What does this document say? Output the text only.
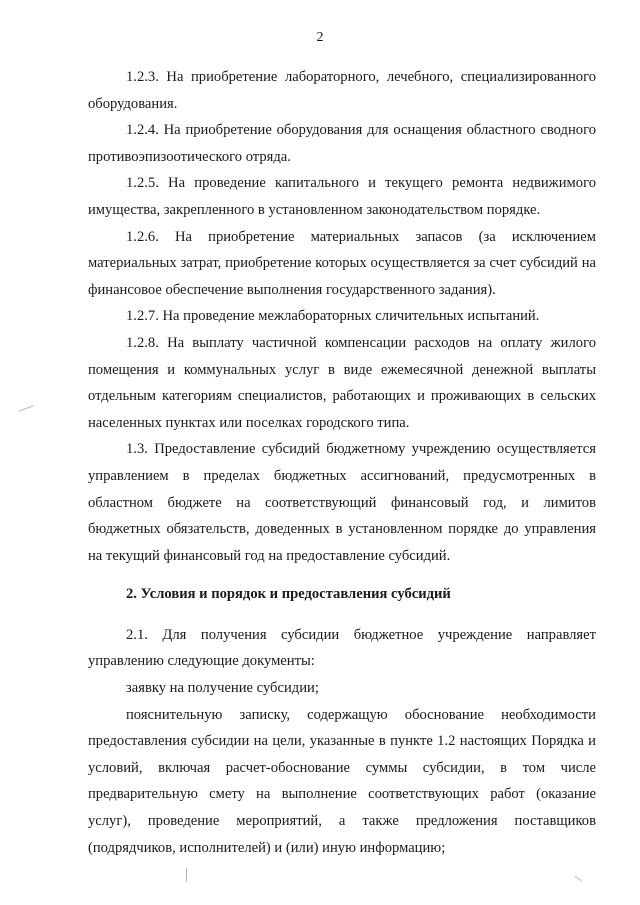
2

1.2.3. На приобретение лабораторного, лечебного, специализированного оборудования.

1.2.4. На приобретение оборудования для оснащения областного сводного противоэпизоотического отряда.

1.2.5. На проведение капитального и текущего ремонта недвижимого имущества, закрепленного в установленном законодательством порядке.

1.2.6. На приобретение материальных запасов (за исключением материальных затрат, приобретение которых осуществляется за счет субсидий на финансовое обеспечение выполнения государственного задания).

1.2.7. На проведение межлабораторных сличительных испытаний.

1.2.8. На выплату частичной компенсации расходов на оплату жилого помещения и коммунальных услуг в виде ежемесячной денежной выплаты отдельным категориям специалистов, работающих и проживающих в сельских населенных пунктах или поселках городского типа.

1.3. Предоставление субсидий бюджетному учреждению осуществляется управлением в пределах бюджетных ассигнований, предусмотренных в областном бюджете на соответствующий финансовый год, и лимитов бюджетных обязательств, доведенных в установленном порядке до управления на текущий финансовый год на предоставление субсидий.

2. Условия и порядок и предоставления субсидий

2.1. Для получения субсидии бюджетное учреждение направляет управлению следующие документы:

заявку на получение субсидии;

пояснительную записку, содержащую обоснование необходимости предоставления субсидии на цели, указанные в пункте 1.2 настоящих Порядка и условий, включая расчет-обоснование суммы субсидии, в том числе предварительную смету на выполнение соответствующих работ (оказание услуг), проведение мероприятий, а также предложения поставщиков (подрядчиков, исполнителей) и (или) иную информацию;
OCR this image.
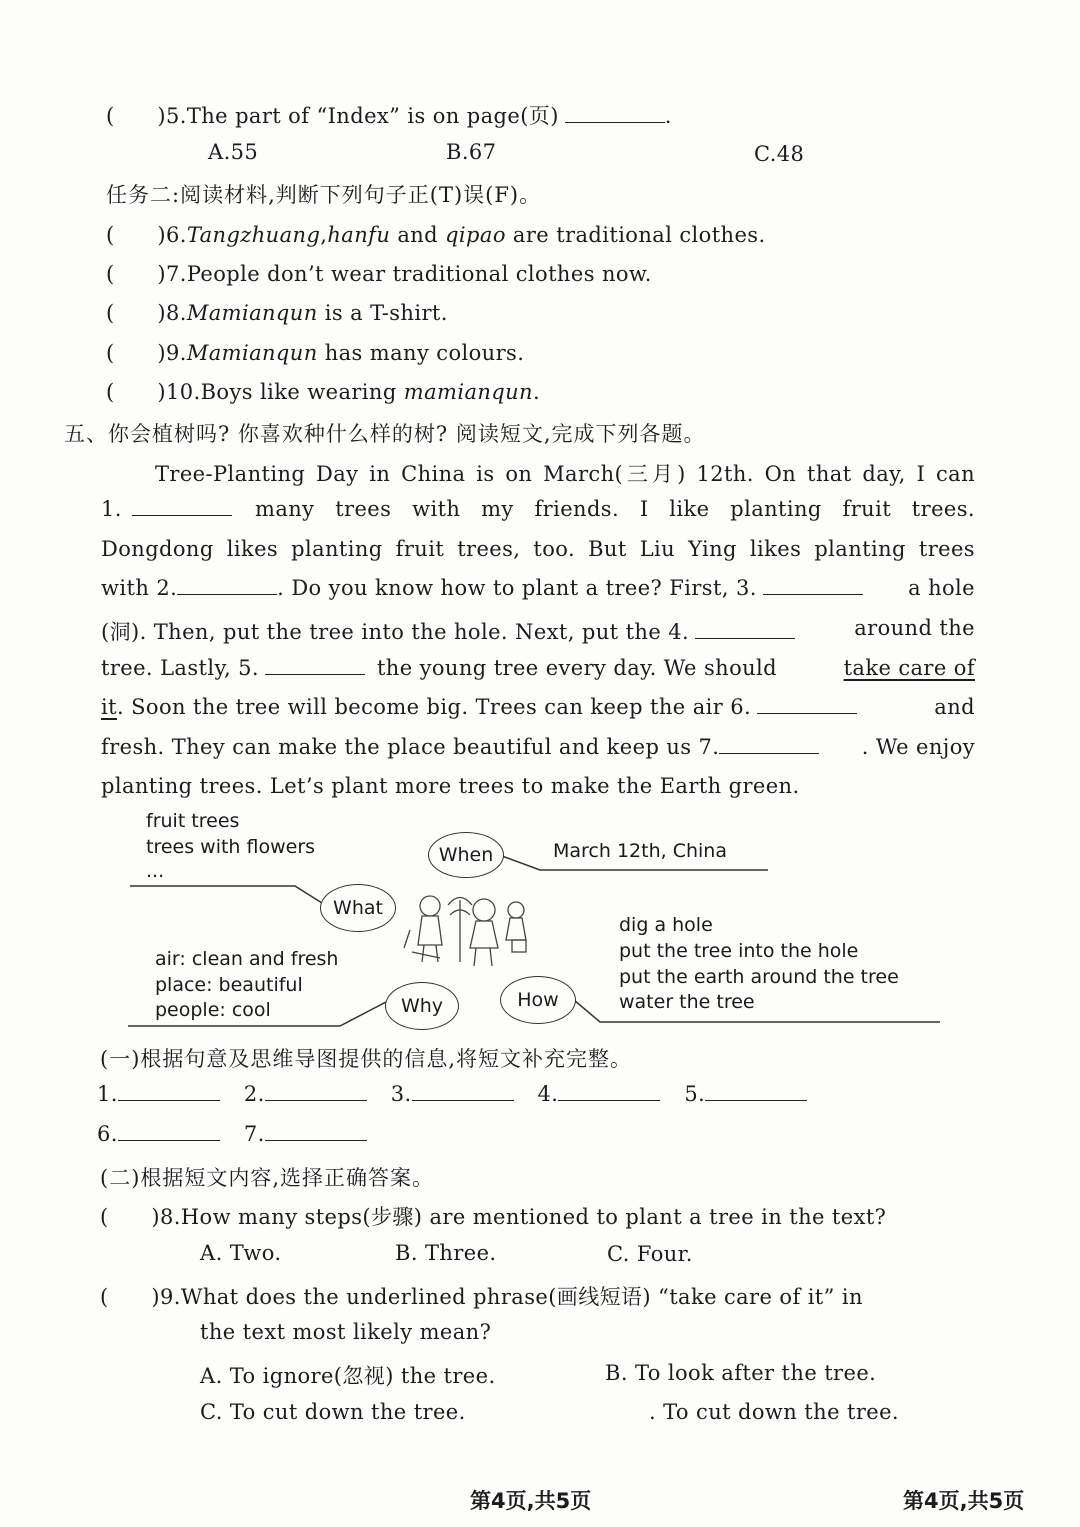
(　　)5.The part of “Index” is on page(页)	.
A.55	B.67	C.48
任务二:阅读材料,判断下列句子正(T)误(F)。
(　　)6.Tangzhuang,hanfu and qipao are traditional clothes.
(　　)7.People don’t wear traditional clothes now.
(　　)8.Mamianqun is a T-shirt.
(　　)9.Mamianqun has many colours.
(　　)10.Boys like wearing mamianqun.
五、你会植树吗? 你喜欢种什么样的树? 阅读短文,完成下列各题。
Tree-Planting Day in China is on March(三月) 12th. On that day, I can
1.	many trees with my friends. I like planting fruit trees.
Dongdong likes planting fruit trees, too. But Liu Ying likes planting trees
with 2.	. Do you know how to plant a tree? First, 3.	a hole
(洞). Then, put the tree into the hole. Next, put the 4.	around the
tree. Lastly, 5.	the young tree every day. We should	take care of
it. Soon the tree will become big. Trees can keep the air 6.	and
fresh. They can make the place beautiful and keep us 7.	. We enjoy
planting trees. Let’s plant more trees to make the Earth green.
fruit trees
trees with flowers
...
When	March 12th, China
What
dig a hole
put the tree into the hole
put the earth around the tree
water the tree
air: clean and fresh
place: beautiful
people: cool	Why	How
(一)根据句意及思维导图提供的信息,将短文补充完整。
1.	2.	3.	4.	5.
6.	7.
(二)根据短文内容,选择正确答案。
(　　)8.How many steps(步骤) are mentioned to plant a tree in the text?
A. Two.	B. Three.	C. Four.
(　　)9.What does the underlined phrase(画线短语) “take care of it” in
the text most likely mean?
A. To ignore(忽视) the tree.	B. To look after the tree.
C. To cut down the tree.	. To cut down the tree.
第4页,共5页	第4页,共5页
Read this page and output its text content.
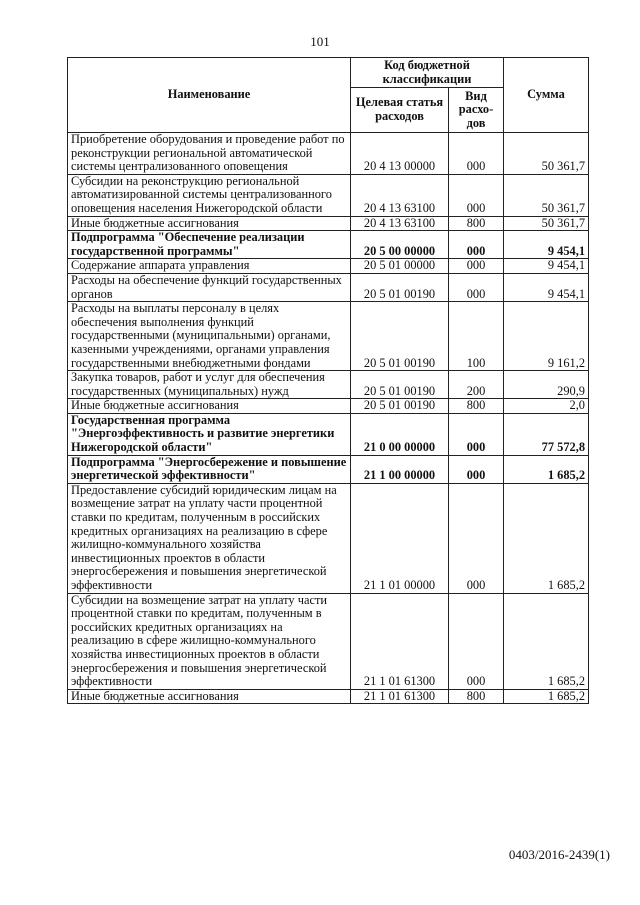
101
Наименование	Код бюджетной классификации		Сумма
	Целевая статья расходов	Вид расхо-дов	
Приобретение оборудования и проведение работ по реконструкции региональной автоматической системы централизованного оповещения	20 4 13 00000	000	50 361,7
Субсидии на реконструкцию региональной автоматизированной системы централизованного оповещения населения Нижегородской области	20 4 13 63100	000	50 361,7
Иные бюджетные ассигнования	20 4 13 63100	800	50 361,7
Подпрограмма "Обеспечение реализации государственной программы"	20 5 00 00000	000	9 454,1
Содержание аппарата управления	20 5 01 00000	000	9 454,1
Расходы на обеспечение функций государственных органов	20 5 01 00190	000	9 454,1
Расходы на выплаты персоналу в целях обеспечения выполнения функций государственными (муниципальными) органами, казенными учреждениями, органами управления государственными внебюджетными фондами	20 5 01 00190	100	9 161,2
Закупка товаров, работ и услуг для обеспечения государственных (муниципальных) нужд	20 5 01 00190	200	290,9
Иные бюджетные ассигнования	20 5 01 00190	800	2,0
Государственная программа "Энергоэффективность и развитие энергетики Нижегородской области"	21 0 00 00000	000	77 572,8
Подпрограмма "Энергосбережение и повышение энергетической эффективности"	21 1 00 00000	000	1 685,2
Предоставление субсидий юридическим лицам на возмещение затрат на уплату части процентной ставки по кредитам, полученным в российских кредитных организациях на реализацию в сфере жилищно-коммунального хозяйства инвестиционных проектов в области энергосбережения и повышения энергетической эффективности	21 1 01 00000	000	1 685,2
Субсидии на возмещение затрат на уплату части процентной ставки по кредитам, полученным в российских кредитных организациях на реализацию в сфере жилищно-коммунального хозяйства инвестиционных проектов в области энергосбережения и повышения энергетической эффективности	21 1 01 61300	000	1 685,2
Иные бюджетные ассигнования	21 1 01 61300	800	1 685,2
0403/2016-2439(1)
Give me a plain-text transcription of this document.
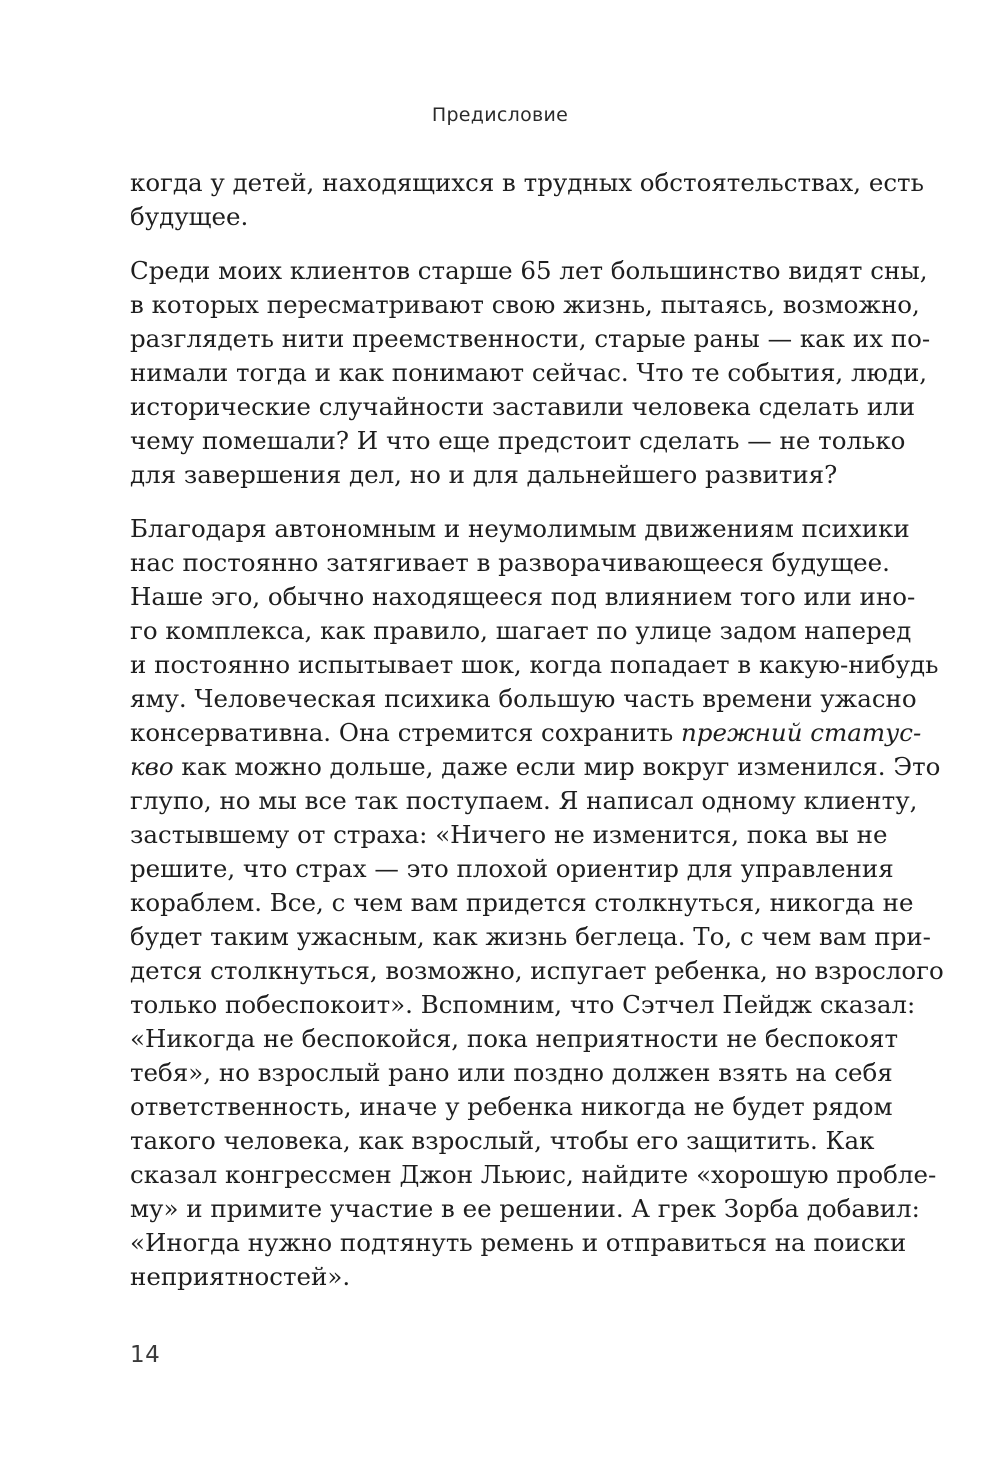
Предисловие
когда у детей, находящихся в трудных обстоятельствах, есть
будущее.
Среди моих клиентов старше 65 лет большинство видят сны,
в которых пересматривают свою жизнь, пытаясь, возможно,
разглядеть нити преемственности, старые раны — как их по-
нимали тогда и как понимают сейчас. Что те события, люди,
исторические случайности заставили человека сделать или
чему помешали? И что еще предстоит сделать — не только
для завершения дел, но и для дальнейшего развития?
Благодаря автономным и неумолимым движениям психики
нас постоянно затягивает в разворачивающееся будущее.
Наше эго, обычно находящееся под влиянием того или ино-
го комплекса, как правило, шагает по улице задом наперед
и постоянно испытывает шок, когда попадает в какую-нибудь
яму. Человеческая психика большую часть времени ужасно
консервативна. Она стремится сохранить прежний статус-
кво как можно дольше, даже если мир вокруг изменился. Это
глупо, но мы все так поступаем. Я написал одному клиенту,
застывшему от страха: «Ничего не изменится, пока вы не
решите, что страх — это плохой ориентир для управления
кораблем. Все, с чем вам придется столкнуться, никогда не
будет таким ужасным, как жизнь беглеца. То, с чем вам при-
дется столкнуться, возможно, испугает ребенка, но взрослого
только побеспокоит». Вспомним, что Сэтчел Пейдж сказал:
«Никогда не беспокойся, пока неприятности не беспокоят
тебя», но взрослый рано или поздно должен взять на себя
ответственность, иначе у ребенка никогда не будет рядом
такого человека, как взрослый, чтобы его защитить. Как
сказал конгрессмен Джон Льюис, найдите «хорошую пробле-
му» и примите участие в ее решении. А грек Зорба добавил:
«Иногда нужно подтянуть ремень и отправиться на поиски
неприятностей».
14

======

[Request] Tell how many lines of the data above hold the string "взрослый". Give only the number.

[Exercise answer] 2